(Stored dataset items)
· · · · · · ·

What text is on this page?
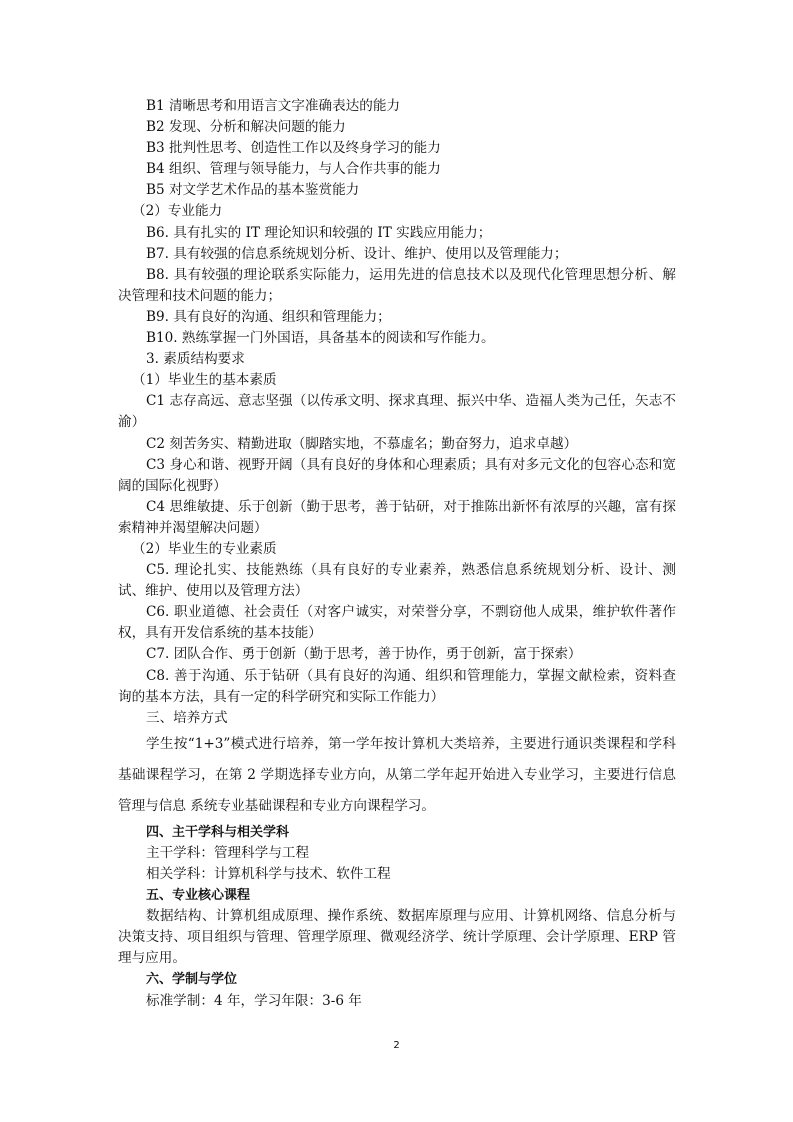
B1 清晰思考和用语言文字准确表达的能力

B2 发现、分析和解决问题的能力

B3 批判性思考、创造性工作以及终身学习的能力

B4 组织、管理与领导能力，与人合作共事的能力

B5 对文学艺术作品的基本鉴赏能力

（2）专业能力

B6. 具有扎实的 IT 理论知识和较强的 IT 实践应用能力；

B7. 具有较强的信息系统规划分析、设计、维护、使用以及管理能力；

B8. 具有较强的理论联系实际能力，运用先进的信息技术以及现代化管理思想分析、解决管理和技术问题的能力；

B9. 具有良好的沟通、组织和管理能力；

B10. 熟练掌握一门外国语，具备基本的阅读和写作能力。

3. 素质结构要求

（1）毕业生的基本素质

C1 志存高远、意志坚强（以传承文明、探求真理、振兴中华、造福人类为己任，矢志不渝）

C2 刻苦务实、精勤进取（脚踏实地，不慕虚名；勤奋努力，追求卓越）

C3 身心和谐、视野开阔（具有良好的身体和心理素质；具有对多元文化的包容心态和宽阔的国际化视野）

C4 思维敏捷、乐于创新（勤于思考，善于钻研，对于推陈出新怀有浓厚的兴趣，富有探索精神并渴望解决问题）

（2）毕业生的专业素质

C5. 理论扎实、技能熟练（具有良好的专业素养，熟悉信息系统规划分析、设计、测试、维护、使用以及管理方法）

C6. 职业道德、社会责任（对客户诚实，对荣誉分享，不剽窃他人成果，维护软件著作权，具有开发信系统的基本技能）

C7. 团队合作、勇于创新（勤于思考，善于协作，勇于创新，富于探索）

C8. 善于沟通、乐于钻研（具有良好的沟通、组织和管理能力，掌握文献检索，资料查询的基本方法，具有一定的科学研究和实际工作能力）

三、培养方式

学生按“1+3”模式进行培养，第一学年按计算机大类培养，主要进行通识类课程和学科基础课程学习，在第 2 学期选择专业方向，从第二学年起开始进入专业学习，主要进行信息管理与信息 系统专业基础课程和专业方向课程学习。

四、主干学科与相关学科

主干学科：管理科学与工程

相关学科：计算机科学与技术、软件工程

五、专业核心课程

数据结构、计算机组成原理、操作系统、数据库原理与应用、计算机网络、信息分析与决策支持、项目组织与管理、管理学原理、微观经济学、统计学原理、会计学原理、ERP 管理与应用。

六、学制与学位

标准学制：4 年，学习年限：3-6 年

2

· · · · · · ·

**Description of the task:**
Determine the count of lines in the data above with the string "组织和管理能力" in them, and give that count alone.

**Response below:**
2